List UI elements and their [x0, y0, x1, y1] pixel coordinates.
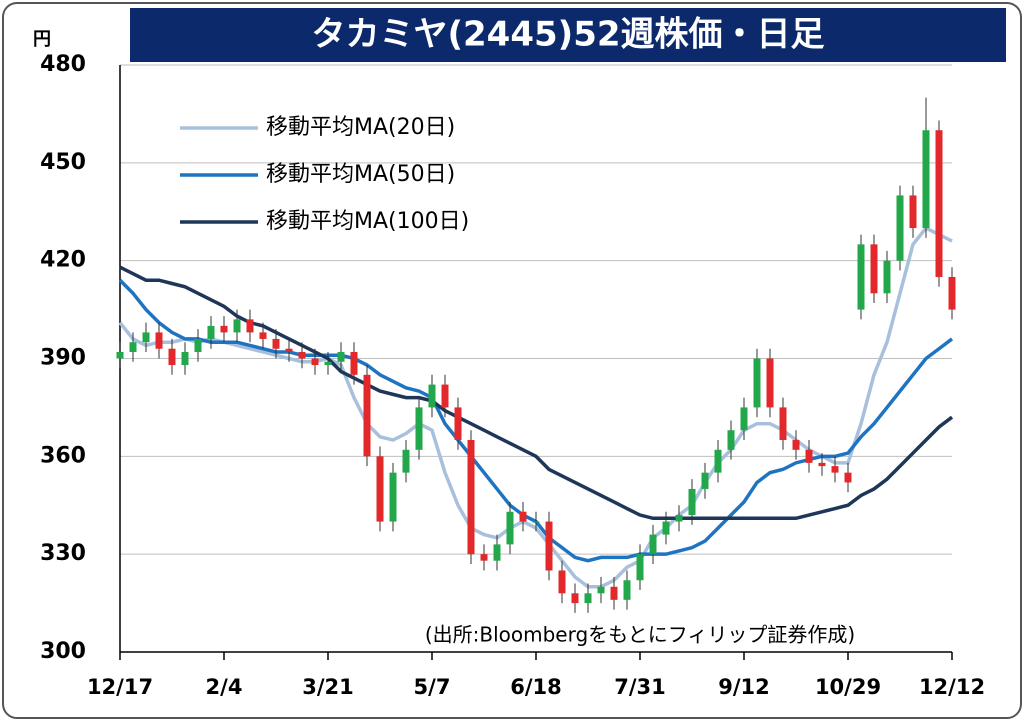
unit-label: 円 [33, 29, 51, 50]
candle-body [116, 351, 124, 359]
candle-body [454, 407, 462, 441]
candle-body [649, 534, 657, 555]
legend-label: 移動平均MA(50日) [266, 162, 455, 187]
candle-body [233, 319, 241, 333]
candle-body [194, 338, 202, 352]
source-note: (出所:Bloombergをもとにフィリップ証券作成) [425, 623, 855, 647]
x-tick-label: 12/17 [87, 675, 153, 699]
candle-body [532, 521, 540, 523]
candle-body [324, 361, 332, 366]
y-tick-label: 360 [40, 443, 86, 468]
candle-body [935, 130, 943, 277]
x-tick-label: 6/18 [510, 675, 562, 699]
y-tick-label: 480 [40, 52, 86, 77]
candle-body [831, 466, 839, 473]
candle-body [337, 351, 345, 362]
candle-body [480, 554, 488, 561]
candle-body [857, 244, 865, 310]
ma-line [119, 265, 954, 521]
candle-body [558, 570, 566, 594]
candle-body [714, 449, 722, 473]
candle-body [519, 511, 527, 522]
candle-body [376, 456, 384, 522]
candle-body [220, 325, 228, 333]
candle-body [571, 593, 579, 604]
candle-body [909, 195, 917, 229]
candle-body [428, 384, 436, 408]
candle-body [740, 407, 748, 431]
candle-body [285, 348, 293, 352]
y-tick-label: 450 [40, 150, 86, 175]
candle-body [181, 351, 189, 366]
candle-body [636, 554, 644, 581]
candle-body [441, 384, 449, 408]
candle-body [402, 449, 410, 473]
candle-body [272, 338, 280, 349]
y-tick-label: 330 [40, 541, 86, 566]
x-tick-label: 5/7 [414, 675, 451, 699]
candle-body [896, 195, 904, 261]
candle-body [142, 332, 150, 343]
candle-body [883, 260, 891, 294]
candle-body [779, 407, 787, 441]
candle-body [922, 130, 930, 229]
candle-body [168, 348, 176, 366]
candle-body [467, 440, 475, 555]
candle-body [805, 449, 813, 463]
legend-label: 移動平均MA(20日) [266, 115, 455, 140]
candle-body [610, 586, 618, 600]
candle-body [246, 319, 254, 333]
candle-body [584, 593, 592, 604]
chart-title: タカミヤ(2445)52週株価・日足 [311, 15, 824, 55]
y-tick-label: 300 [40, 639, 86, 664]
candle-body [259, 332, 267, 339]
x-tick-label: 9/12 [718, 675, 770, 699]
candle-body [701, 472, 709, 489]
candle-body [545, 521, 553, 571]
candle-body [597, 586, 605, 594]
candle-body [623, 580, 631, 600]
candle-body [363, 374, 371, 457]
candle-body [688, 488, 696, 516]
candle-body [350, 351, 358, 375]
candle-body [207, 325, 215, 339]
y-tick-label: 390 [40, 346, 86, 371]
candle-body [389, 472, 397, 522]
y-tick-label: 420 [40, 248, 86, 273]
candle-body [948, 276, 956, 310]
candle-body [870, 244, 878, 294]
candle-body [792, 440, 800, 450]
candle-body [727, 430, 735, 450]
candle-body [675, 515, 683, 522]
candle-body [753, 358, 761, 408]
candle-body [766, 358, 774, 408]
candle-body [155, 332, 163, 349]
candle-body [311, 358, 319, 366]
candle-body [662, 521, 670, 535]
x-tick-label: 2/4 [206, 675, 243, 699]
candle-body [298, 351, 306, 359]
x-tick-label: 12/12 [919, 675, 985, 699]
legend-label: 移動平均MA(100日) [266, 209, 469, 234]
title-banner [130, 8, 1006, 62]
x-tick-label: 10/29 [815, 675, 881, 699]
candle-body [506, 511, 514, 545]
x-tick-label: 3/21 [302, 675, 354, 699]
candle-body [818, 462, 826, 467]
candle-body [493, 544, 501, 561]
candle-body [129, 342, 137, 352]
candle-body [844, 472, 852, 483]
candle-body [415, 407, 423, 450]
x-tick-label: 7/31 [614, 675, 666, 699]
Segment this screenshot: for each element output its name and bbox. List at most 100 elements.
--*--
#### [PROBLEM REQUIREMENTS]
Copy out all of the data above word for word, leaving out the picture.

#### [WRITTEN SOLUTION]
List UI elements and their [x0, y0, x1, y1] pixel coordinates.
unit-label: 円 [33, 29, 51, 50]
candle-body [116, 351, 124, 359]
candle-body [454, 407, 462, 441]
candle-body [649, 534, 657, 555]
legend-label: 移動平均MA(50日) [266, 162, 455, 187]
candle-body [233, 319, 241, 333]
candle-body [194, 338, 202, 352]
source-note: (出所:Bloombergをもとにフィリップ証券作成) [425, 623, 855, 647]
x-tick-label: 12/17 [87, 675, 153, 699]
candle-body [532, 521, 540, 523]
candle-body [324, 361, 332, 366]
y-tick-label: 360 [40, 443, 86, 468]
candle-body [935, 130, 943, 277]
x-tick-label: 6/18 [510, 675, 562, 699]
y-tick-label: 480 [40, 52, 86, 77]
candle-body [831, 466, 839, 473]
candle-body [337, 351, 345, 362]
candle-body [480, 554, 488, 561]
candle-body [857, 244, 865, 310]
ma-line [119, 265, 954, 521]
candle-body [558, 570, 566, 594]
candle-body [714, 449, 722, 473]
candle-body [519, 511, 527, 522]
candle-body [376, 456, 384, 522]
candle-body [220, 325, 228, 333]
candle-body [571, 593, 579, 604]
candle-body [909, 195, 917, 229]
candle-body [428, 384, 436, 408]
candle-body [740, 407, 748, 431]
candle-body [285, 348, 293, 352]
y-tick-label: 450 [40, 150, 86, 175]
candle-body [181, 351, 189, 366]
candle-body [636, 554, 644, 581]
candle-body [441, 384, 449, 408]
candle-body [402, 449, 410, 473]
candle-body [272, 338, 280, 349]
y-tick-label: 330 [40, 541, 86, 566]
x-tick-label: 5/7 [414, 675, 451, 699]
candle-body [896, 195, 904, 261]
candle-body [142, 332, 150, 343]
candle-body [883, 260, 891, 294]
candle-body [779, 407, 787, 441]
candle-body [922, 130, 930, 229]
candle-body [168, 348, 176, 366]
candle-body [467, 440, 475, 555]
candle-body [805, 449, 813, 463]
legend-label: 移動平均MA(20日) [266, 115, 455, 140]
candle-body [610, 586, 618, 600]
candle-body [246, 319, 254, 333]
candle-body [584, 593, 592, 604]
chart-title: タカミヤ(2445)52週株価・日足 [311, 15, 824, 55]
y-tick-label: 300 [40, 639, 86, 664]
candle-body [259, 332, 267, 339]
x-tick-label: 9/12 [718, 675, 770, 699]
candle-body [701, 472, 709, 489]
candle-body [545, 521, 553, 571]
candle-body [597, 586, 605, 594]
candle-body [623, 580, 631, 600]
candle-body [363, 374, 371, 457]
candle-body [688, 488, 696, 516]
candle-body [350, 351, 358, 375]
candle-body [207, 325, 215, 339]
y-tick-label: 390 [40, 346, 86, 371]
candle-body [389, 472, 397, 522]
y-tick-label: 420 [40, 248, 86, 273]
candle-body [948, 276, 956, 310]
candle-body [870, 244, 878, 294]
candle-body [792, 440, 800, 450]
candle-body [727, 430, 735, 450]
candle-body [675, 515, 683, 522]
candle-body [753, 358, 761, 408]
candle-body [766, 358, 774, 408]
candle-body [155, 332, 163, 349]
candle-body [311, 358, 319, 366]
candle-body [662, 521, 670, 535]
x-tick-label: 2/4 [206, 675, 243, 699]
candle-body [298, 351, 306, 359]
x-tick-label: 12/12 [919, 675, 985, 699]
legend-label: 移動平均MA(100日) [266, 209, 469, 234]
title-banner [130, 8, 1006, 62]
x-tick-label: 10/29 [815, 675, 881, 699]
candle-body [506, 511, 514, 545]
x-tick-label: 3/21 [302, 675, 354, 699]
candle-body [818, 462, 826, 467]
candle-body [493, 544, 501, 561]
candle-body [129, 342, 137, 352]
candle-body [844, 472, 852, 483]
candle-body [415, 407, 423, 450]
x-tick-label: 7/31 [614, 675, 666, 699]
Segment this screenshot: for each element output its name and bbox. List at most 100 elements.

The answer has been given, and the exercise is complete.